»»

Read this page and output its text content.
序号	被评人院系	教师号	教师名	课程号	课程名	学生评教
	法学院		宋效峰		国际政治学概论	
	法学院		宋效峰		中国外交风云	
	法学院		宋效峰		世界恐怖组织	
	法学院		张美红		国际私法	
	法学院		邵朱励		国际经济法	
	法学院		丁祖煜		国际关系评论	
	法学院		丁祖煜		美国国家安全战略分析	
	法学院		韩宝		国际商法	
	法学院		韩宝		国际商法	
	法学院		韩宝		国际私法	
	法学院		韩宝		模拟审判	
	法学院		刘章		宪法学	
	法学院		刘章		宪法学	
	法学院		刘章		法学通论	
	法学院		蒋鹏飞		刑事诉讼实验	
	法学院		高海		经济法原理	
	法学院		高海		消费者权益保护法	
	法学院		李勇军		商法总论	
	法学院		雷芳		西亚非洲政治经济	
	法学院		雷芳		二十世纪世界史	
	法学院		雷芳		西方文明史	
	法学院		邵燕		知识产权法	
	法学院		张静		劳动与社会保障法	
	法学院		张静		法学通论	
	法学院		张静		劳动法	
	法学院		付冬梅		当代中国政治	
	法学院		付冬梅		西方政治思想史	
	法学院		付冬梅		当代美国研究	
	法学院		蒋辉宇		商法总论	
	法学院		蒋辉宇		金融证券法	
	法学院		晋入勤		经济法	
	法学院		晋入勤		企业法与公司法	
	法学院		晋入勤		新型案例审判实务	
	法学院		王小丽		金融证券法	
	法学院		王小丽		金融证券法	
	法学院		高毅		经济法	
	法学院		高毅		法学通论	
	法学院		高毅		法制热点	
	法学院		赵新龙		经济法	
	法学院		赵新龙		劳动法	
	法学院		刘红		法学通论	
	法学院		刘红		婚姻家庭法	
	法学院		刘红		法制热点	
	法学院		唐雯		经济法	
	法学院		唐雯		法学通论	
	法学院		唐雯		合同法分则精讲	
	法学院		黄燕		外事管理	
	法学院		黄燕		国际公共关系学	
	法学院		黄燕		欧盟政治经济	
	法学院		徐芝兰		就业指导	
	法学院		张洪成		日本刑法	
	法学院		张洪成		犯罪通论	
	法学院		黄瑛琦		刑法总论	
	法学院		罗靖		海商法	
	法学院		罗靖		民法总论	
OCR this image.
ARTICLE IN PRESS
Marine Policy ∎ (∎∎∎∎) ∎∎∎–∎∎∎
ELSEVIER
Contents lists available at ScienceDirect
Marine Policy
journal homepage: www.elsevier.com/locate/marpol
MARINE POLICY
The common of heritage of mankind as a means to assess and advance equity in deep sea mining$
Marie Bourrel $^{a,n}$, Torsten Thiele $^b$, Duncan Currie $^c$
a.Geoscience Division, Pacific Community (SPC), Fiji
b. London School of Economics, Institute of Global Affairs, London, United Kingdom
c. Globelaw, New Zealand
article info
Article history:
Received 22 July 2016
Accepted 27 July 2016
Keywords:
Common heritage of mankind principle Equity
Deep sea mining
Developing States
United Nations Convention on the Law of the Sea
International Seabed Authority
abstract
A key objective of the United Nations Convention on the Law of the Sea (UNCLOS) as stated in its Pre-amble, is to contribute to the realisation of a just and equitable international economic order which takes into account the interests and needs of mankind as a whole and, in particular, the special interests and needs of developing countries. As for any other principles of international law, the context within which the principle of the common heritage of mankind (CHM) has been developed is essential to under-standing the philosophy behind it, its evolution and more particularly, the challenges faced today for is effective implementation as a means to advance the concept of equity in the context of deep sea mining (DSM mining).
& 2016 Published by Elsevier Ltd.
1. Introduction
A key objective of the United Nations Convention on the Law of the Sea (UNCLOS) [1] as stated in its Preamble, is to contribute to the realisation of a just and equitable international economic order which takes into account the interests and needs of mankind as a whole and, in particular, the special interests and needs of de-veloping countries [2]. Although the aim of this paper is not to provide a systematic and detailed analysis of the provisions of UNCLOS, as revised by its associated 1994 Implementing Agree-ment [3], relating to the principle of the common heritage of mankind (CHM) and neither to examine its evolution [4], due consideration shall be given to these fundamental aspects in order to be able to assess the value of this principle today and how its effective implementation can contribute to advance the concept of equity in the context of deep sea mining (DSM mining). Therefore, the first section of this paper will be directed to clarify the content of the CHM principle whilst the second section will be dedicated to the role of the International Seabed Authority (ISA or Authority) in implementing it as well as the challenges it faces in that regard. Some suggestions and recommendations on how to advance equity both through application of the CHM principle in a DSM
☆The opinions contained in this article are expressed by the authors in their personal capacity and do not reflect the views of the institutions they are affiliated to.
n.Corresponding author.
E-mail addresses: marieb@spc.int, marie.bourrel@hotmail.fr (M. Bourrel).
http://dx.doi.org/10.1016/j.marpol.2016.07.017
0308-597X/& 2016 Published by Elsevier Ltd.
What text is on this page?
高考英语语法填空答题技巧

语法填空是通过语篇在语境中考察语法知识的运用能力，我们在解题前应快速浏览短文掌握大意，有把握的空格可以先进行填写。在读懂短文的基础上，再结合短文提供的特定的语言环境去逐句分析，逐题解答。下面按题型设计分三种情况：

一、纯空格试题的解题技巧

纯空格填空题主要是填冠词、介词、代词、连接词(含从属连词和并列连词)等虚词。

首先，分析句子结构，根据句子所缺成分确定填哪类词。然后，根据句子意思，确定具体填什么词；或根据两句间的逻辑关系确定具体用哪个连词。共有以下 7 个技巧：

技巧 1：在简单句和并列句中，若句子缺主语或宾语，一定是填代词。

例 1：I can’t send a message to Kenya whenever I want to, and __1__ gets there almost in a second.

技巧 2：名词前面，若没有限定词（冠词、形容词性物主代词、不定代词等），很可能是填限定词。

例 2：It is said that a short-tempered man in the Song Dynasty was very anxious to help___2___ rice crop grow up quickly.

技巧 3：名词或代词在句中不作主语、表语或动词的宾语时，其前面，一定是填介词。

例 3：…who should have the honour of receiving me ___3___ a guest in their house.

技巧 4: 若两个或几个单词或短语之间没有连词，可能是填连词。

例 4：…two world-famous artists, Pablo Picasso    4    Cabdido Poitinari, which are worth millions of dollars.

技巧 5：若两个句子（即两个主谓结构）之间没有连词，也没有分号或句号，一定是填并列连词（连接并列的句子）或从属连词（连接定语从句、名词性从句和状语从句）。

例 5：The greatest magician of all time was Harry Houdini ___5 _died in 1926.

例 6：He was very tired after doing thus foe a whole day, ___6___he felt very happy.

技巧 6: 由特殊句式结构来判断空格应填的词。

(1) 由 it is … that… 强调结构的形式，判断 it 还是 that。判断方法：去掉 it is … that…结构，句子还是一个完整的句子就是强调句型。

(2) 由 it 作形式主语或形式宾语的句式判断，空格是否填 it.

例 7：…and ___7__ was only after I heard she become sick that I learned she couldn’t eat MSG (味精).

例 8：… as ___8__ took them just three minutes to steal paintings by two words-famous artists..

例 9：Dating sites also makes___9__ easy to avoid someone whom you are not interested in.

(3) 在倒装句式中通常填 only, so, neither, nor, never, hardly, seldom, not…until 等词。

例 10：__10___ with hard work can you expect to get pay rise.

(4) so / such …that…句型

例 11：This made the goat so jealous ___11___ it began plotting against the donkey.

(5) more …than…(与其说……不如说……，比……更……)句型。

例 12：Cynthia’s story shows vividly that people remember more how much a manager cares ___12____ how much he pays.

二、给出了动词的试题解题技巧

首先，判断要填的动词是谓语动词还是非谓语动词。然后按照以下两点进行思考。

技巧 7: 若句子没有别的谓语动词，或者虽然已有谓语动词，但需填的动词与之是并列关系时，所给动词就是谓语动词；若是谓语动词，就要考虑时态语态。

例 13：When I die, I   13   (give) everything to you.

««

Write the listing out again, exactly as it reads.

Read this page and output its text content.
序号	被评人院系	教师号	教师名	课程号	课程名	学生评教
	法学院		宋效峰		国际政治学概论	
	法学院		宋效峰		中国外交风云	
	法学院		宋效峰		世界恐怖组织	
	法学院		张美红		国际私法	
	法学院		邵朱励		国际经济法	
	法学院		丁祖煜		国际关系评论	
	法学院		丁祖煜		美国国家安全战略分析	
	法学院		韩宝		国际商法	
	法学院		韩宝		国际商法	
	法学院		韩宝		国际私法	
	法学院		韩宝		模拟审判	
	法学院		刘章		宪法学	
	法学院		刘章		宪法学	
	法学院		刘章		法学通论	
	法学院		蒋鹏飞		刑事诉讼实验	
	法学院		高海		经济法原理	
	法学院		高海		消费者权益保护法	
	法学院		李勇军		商法总论	
	法学院		雷芳		西亚非洲政治经济	
	法学院		雷芳		二十世纪世界史	
	法学院		雷芳		西方文明史	
	法学院		邵燕		知识产权法	
	法学院		张静		劳动与社会保障法	
	法学院		张静		法学通论	
	法学院		张静		劳动法	
	法学院		付冬梅		当代中国政治	
	法学院		付冬梅		西方政治思想史	
	法学院		付冬梅		当代美国研究	
	法学院		蒋辉宇		商法总论	
	法学院		蒋辉宇		金融证券法	
	法学院		晋入勤		经济法	
	法学院		晋入勤		企业法与公司法	
	法学院		晋入勤		新型案例审判实务	
	法学院		王小丽		金融证券法	
	法学院		王小丽		金融证券法	
	法学院		高毅		经济法	
	法学院		高毅		法学通论	
	法学院		高毅		法制热点	
	法学院		赵新龙		经济法	
	法学院		赵新龙		劳动法	
	法学院		刘红		法学通论	
	法学院		刘红		婚姻家庭法	
	法学院		刘红		法制热点	
	法学院		唐雯		经济法	
	法学院		唐雯		法学通论	
	法学院		唐雯		合同法分则精讲	
	法学院		黄燕		外事管理	
	法学院		黄燕		国际公共关系学	
	法学院		黄燕		欧盟政治经济	
	法学院		徐芝兰		就业指导	
	法学院		张洪成		日本刑法	
	法学院		张洪成		犯罪通论	
	法学院		黄瑛琦		刑法总论	
	法学院		罗靖		海商法	
	法学院		罗靖		民法总论	
OCR this image.
ARTICLE IN PRESS
Marine Policy ∎ (∎∎∎∎) ∎∎∎–∎∎∎
ELSEVIER
Contents lists available at ScienceDirect
Marine Policy
journal homepage: www.elsevier.com/locate/marpol
MARINE POLICY
The common of heritage of mankind as a means to assess and advance equity in deep sea mining$
Marie Bourrel $^{a,n}$, Torsten Thiele $^b$, Duncan Currie $^c$
a.Geoscience Division, Pacific Community (SPC), Fiji
b. London School of Economics, Institute of Global Affairs, London, United Kingdom
c. Globelaw, New Zealand
article info
Article history:
Received 22 July 2016
Accepted 27 July 2016
Keywords:
Common heritage of mankind principle Equity
Deep sea mining
Developing States
United Nations Convention on the Law of the Sea
International Seabed Authority
abstract
A key objective of the United Nations Convention on the Law of the Sea (UNCLOS) as stated in its Pre-amble, is to contribute to the realisation of a just and equitable international economic order which takes into account the interests and needs of mankind as a whole and, in particular, the special interests and needs of developing countries. As for any other principles of international law, the context within which the principle of the common heritage of mankind (CHM) has been developed is essential to under-standing the philosophy behind it, its evolution and more particularly, the challenges faced today for is effective implementation as a means to advance the concept of equity in the context of deep sea mining (DSM mining).
& 2016 Published by Elsevier Ltd.
1. Introduction
A key objective of the United Nations Convention on the Law of the Sea (UNCLOS) [1] as stated in its Preamble, is to contribute to the realisation of a just and equitable international economic order which takes into account the interests and needs of mankind as a whole and, in particular, the special interests and needs of de-veloping countries [2]. Although the aim of this paper is not to provide a systematic and detailed analysis of the provisions of UNCLOS, as revised by its associated 1994 Implementing Agree-ment [3], relating to the principle of the common heritage of mankind (CHM) and neither to examine its evolution [4], due consideration shall be given to these fundamental aspects in order to be able to assess the value of this principle today and how its effective implementation can contribute to advance the concept of equity in the context of deep sea mining (DSM mining). Therefore, the first section of this paper will be directed to clarify the content of the CHM principle whilst the second section will be dedicated to the role of the International Seabed Authority (ISA or Authority) in implementing it as well as the challenges it faces in that regard. Some suggestions and recommendations on how to advance equity both through application of the CHM principle in a DSM
☆The opinions contained in this article are expressed by the authors in their personal capacity and do not reflect the views of the institutions they are affiliated to.
n.Corresponding author.
E-mail addresses: marieb@spc.int, marie.bourrel@hotmail.fr (M. Bourrel).
http://dx.doi.org/10.1016/j.marpol.2016.07.017
0308-597X/& 2016 Published by Elsevier Ltd.
What text is on this page?
高考英语语法填空答题技巧

语法填空是通过语篇在语境中考察语法知识的运用能力，我们在解题前应快速浏览短文掌握大意，有把握的空格可以先进行填写。在读懂短文的基础上，再结合短文提供的特定的语言环境去逐句分析，逐题解答。下面按题型设计分三种情况：

一、纯空格试题的解题技巧

纯空格填空题主要是填冠词、介词、代词、连接词(含从属连词和并列连词)等虚词。

首先，分析句子结构，根据句子所缺成分确定填哪类词。然后，根据句子意思，确定具体填什么词；或根据两句间的逻辑关系确定具体用哪个连词。共有以下 7 个技巧：

技巧 1：在简单句和并列句中，若句子缺主语或宾语，一定是填代词。

例 1：I can’t send a message to Kenya whenever I want to, and __1__ gets there almost in a second.

技巧 2：名词前面，若没有限定词（冠词、形容词性物主代词、不定代词等），很可能是填限定词。

例 2：It is said that a short-tempered man in the Song Dynasty was very anxious to help___2___ rice crop grow up quickly.

技巧 3：名词或代词在句中不作主语、表语或动词的宾语时，其前面，一定是填介词。

例 3：…who should have the honour of receiving me ___3___ a guest in their house.

技巧 4: 若两个或几个单词或短语之间没有连词，可能是填连词。

例 4：…two world-famous artists, Pablo Picasso    4    Cabdido Poitinari, which are worth millions of dollars.

技巧 5：若两个句子（即两个主谓结构）之间没有连词，也没有分号或句号，一定是填并列连词（连接并列的句子）或从属连词（连接定语从句、名词性从句和状语从句）。

例 5：The greatest magician of all time was Harry Houdini ___5 _died in 1926.

例 6：He was very tired after doing thus foe a whole day, ___6___he felt very happy.

技巧 6: 由特殊句式结构来判断空格应填的词。

(1) 由 it is … that… 强调结构的形式，判断 it 还是 that。判断方法：去掉 it is … that…结构，句子还是一个完整的句子就是强调句型。

(2) 由 it 作形式主语或形式宾语的句式判断，空格是否填 it.

例 7：…and ___7__ was only after I heard she become sick that I learned she couldn’t eat MSG (味精).

例 8：… as ___8__ took them just three minutes to steal paintings by two words-famous artists..

例 9：Dating sites also makes___9__ easy to avoid someone whom you are not interested in.

(3) 在倒装句式中通常填 only, so, neither, nor, never, hardly, seldom, not…until 等词。

例 10：__10___ with hard work can you expect to get pay rise.

(4) so / such …that…句型

例 11：This made the goat so jealous ___11___ it began plotting against the donkey.

(5) more …than…(与其说……不如说……，比……更……)句型。

例 12：Cynthia’s story shows vividly that people remember more how much a manager cares ___12____ how much he pays.

二、给出了动词的试题解题技巧

首先，判断要填的动词是谓语动词还是非谓语动词。然后按照以下两点进行思考。

技巧 7: 若句子没有别的谓语动词，或者虽然已有谓语动词，但需填的动词与之是并列关系时，所给动词就是谓语动词；若是谓语动词，就要考虑时态语态。

例 13：When I die, I   13   (give) everything to you.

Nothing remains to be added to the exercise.